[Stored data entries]

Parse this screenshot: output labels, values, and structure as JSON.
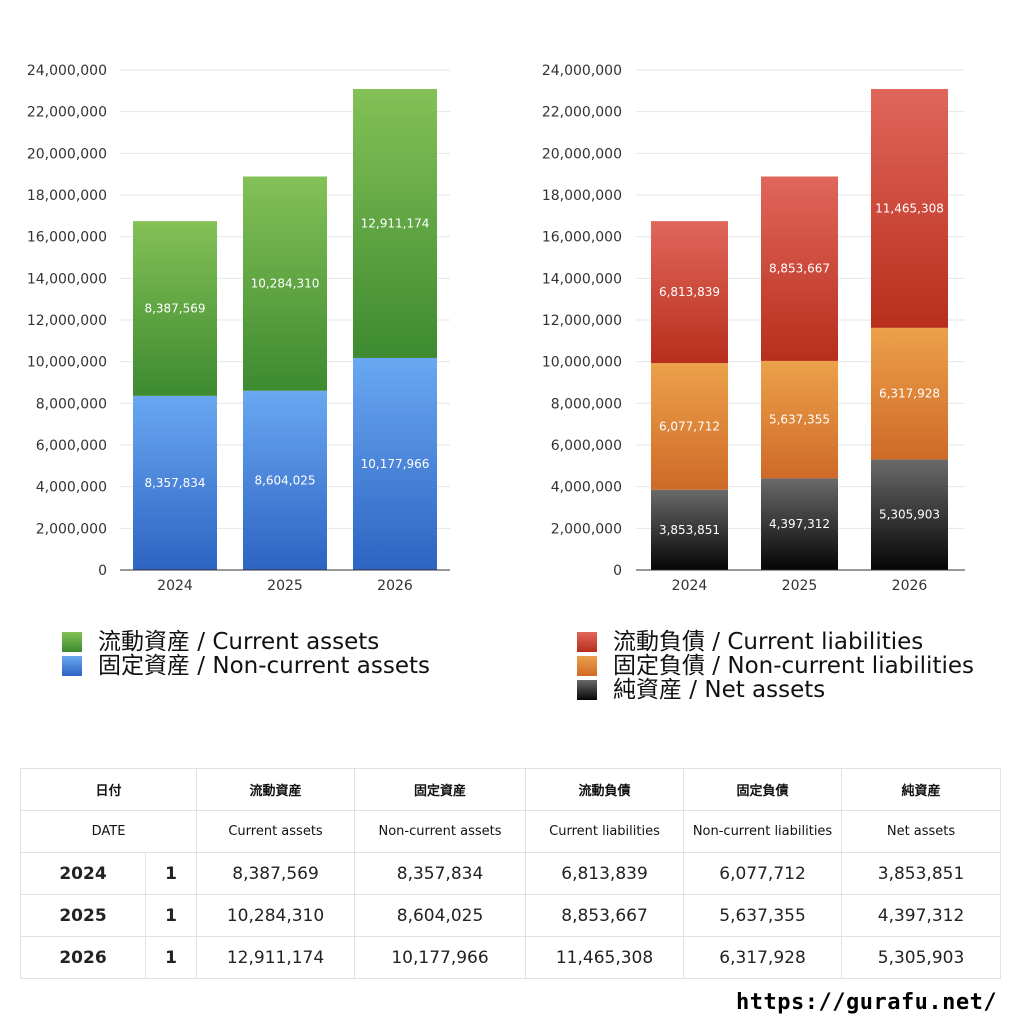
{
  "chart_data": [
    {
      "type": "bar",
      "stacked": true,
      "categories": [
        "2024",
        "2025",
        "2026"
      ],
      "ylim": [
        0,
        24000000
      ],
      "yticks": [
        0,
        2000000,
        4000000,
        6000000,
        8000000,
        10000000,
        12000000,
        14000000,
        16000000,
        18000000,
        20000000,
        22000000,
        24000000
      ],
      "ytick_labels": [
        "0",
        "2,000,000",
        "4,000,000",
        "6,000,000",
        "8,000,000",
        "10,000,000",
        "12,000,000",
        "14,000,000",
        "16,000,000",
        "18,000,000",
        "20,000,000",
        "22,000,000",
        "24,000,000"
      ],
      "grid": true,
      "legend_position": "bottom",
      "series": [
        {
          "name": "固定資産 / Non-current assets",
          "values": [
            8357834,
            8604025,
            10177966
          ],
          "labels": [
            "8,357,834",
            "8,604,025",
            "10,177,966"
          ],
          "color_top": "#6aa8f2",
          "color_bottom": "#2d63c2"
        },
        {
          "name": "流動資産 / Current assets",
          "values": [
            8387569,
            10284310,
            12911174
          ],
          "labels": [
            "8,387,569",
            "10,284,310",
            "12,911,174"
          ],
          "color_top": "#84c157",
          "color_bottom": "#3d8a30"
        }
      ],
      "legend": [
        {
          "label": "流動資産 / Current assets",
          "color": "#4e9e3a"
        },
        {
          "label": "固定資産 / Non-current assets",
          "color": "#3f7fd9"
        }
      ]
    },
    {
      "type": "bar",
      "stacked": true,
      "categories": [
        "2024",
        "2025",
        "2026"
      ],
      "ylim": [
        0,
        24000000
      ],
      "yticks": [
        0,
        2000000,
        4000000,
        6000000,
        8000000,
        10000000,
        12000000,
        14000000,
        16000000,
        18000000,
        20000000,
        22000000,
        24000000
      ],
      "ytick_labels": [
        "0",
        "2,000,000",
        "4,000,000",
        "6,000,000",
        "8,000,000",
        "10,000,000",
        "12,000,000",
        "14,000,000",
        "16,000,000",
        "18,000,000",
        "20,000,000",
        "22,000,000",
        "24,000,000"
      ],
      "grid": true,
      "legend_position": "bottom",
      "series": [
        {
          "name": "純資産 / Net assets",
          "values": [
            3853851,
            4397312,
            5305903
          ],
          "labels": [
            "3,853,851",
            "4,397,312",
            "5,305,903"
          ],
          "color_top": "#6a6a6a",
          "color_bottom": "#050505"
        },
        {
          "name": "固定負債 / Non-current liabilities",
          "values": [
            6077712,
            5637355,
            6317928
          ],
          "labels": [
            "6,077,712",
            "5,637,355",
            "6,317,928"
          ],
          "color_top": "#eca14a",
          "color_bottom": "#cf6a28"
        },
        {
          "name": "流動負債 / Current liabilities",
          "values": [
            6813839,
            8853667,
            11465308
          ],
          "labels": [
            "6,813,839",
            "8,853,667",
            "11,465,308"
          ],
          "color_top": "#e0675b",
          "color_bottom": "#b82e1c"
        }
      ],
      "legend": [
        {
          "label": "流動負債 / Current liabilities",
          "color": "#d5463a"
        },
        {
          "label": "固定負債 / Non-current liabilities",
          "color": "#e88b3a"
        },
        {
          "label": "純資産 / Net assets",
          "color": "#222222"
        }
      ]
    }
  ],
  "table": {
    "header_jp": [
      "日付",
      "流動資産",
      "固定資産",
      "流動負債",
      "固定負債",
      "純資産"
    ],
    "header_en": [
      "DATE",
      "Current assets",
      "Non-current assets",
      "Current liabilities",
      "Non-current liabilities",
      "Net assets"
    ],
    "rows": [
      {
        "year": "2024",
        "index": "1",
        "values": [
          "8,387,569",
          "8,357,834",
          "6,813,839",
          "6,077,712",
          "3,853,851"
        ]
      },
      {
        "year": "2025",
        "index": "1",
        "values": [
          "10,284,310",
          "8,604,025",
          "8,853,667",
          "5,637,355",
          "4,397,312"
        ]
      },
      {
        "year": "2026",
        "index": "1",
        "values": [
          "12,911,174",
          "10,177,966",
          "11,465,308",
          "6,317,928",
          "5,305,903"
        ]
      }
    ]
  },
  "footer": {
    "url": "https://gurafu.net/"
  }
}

* * *

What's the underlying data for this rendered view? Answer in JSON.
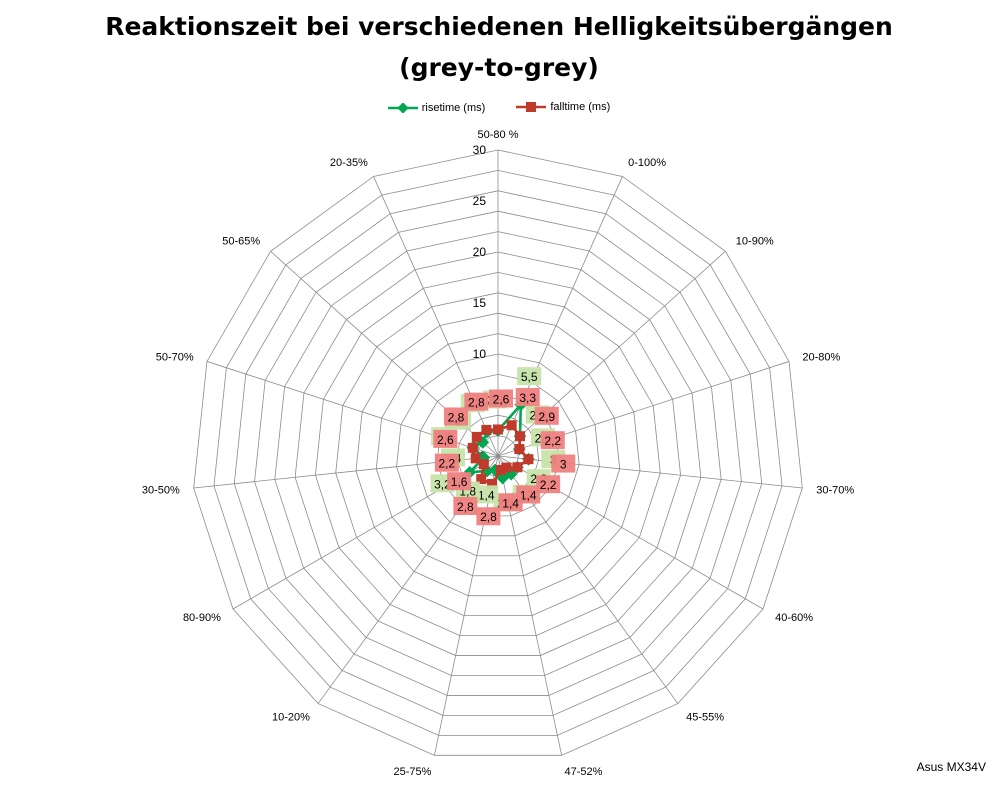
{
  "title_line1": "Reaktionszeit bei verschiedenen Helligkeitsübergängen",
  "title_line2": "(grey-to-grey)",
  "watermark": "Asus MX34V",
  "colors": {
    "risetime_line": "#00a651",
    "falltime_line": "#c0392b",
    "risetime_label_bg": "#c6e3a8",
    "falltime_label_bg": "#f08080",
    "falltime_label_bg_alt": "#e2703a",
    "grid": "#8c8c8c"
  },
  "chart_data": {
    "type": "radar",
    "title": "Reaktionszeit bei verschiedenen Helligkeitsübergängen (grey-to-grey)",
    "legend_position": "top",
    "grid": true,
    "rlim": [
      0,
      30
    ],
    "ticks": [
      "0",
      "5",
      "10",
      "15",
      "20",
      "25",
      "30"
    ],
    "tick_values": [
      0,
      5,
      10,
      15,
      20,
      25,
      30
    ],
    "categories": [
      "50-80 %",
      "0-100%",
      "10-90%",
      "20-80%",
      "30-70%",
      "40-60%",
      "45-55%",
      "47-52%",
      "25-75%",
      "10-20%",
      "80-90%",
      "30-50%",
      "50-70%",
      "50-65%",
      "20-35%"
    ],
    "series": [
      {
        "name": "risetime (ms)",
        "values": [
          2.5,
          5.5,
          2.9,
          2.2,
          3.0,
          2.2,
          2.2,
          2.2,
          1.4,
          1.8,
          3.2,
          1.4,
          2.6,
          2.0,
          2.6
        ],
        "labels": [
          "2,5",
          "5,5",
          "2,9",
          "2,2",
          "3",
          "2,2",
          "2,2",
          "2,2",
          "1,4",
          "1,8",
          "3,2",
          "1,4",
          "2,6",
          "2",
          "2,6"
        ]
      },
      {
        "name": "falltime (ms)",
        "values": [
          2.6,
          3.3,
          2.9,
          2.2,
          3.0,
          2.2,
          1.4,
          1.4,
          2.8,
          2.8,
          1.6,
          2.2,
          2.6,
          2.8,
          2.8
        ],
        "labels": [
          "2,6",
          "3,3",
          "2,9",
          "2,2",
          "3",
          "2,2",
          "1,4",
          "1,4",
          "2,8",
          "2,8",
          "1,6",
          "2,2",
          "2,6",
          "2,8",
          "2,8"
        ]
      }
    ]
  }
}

WHAT YOU ARE ASKED TO DO: Reply with nothing but a number: how many lines of the entries above contain the string "Reaktionszeit"?

OUTPUT OF THE TASK: 2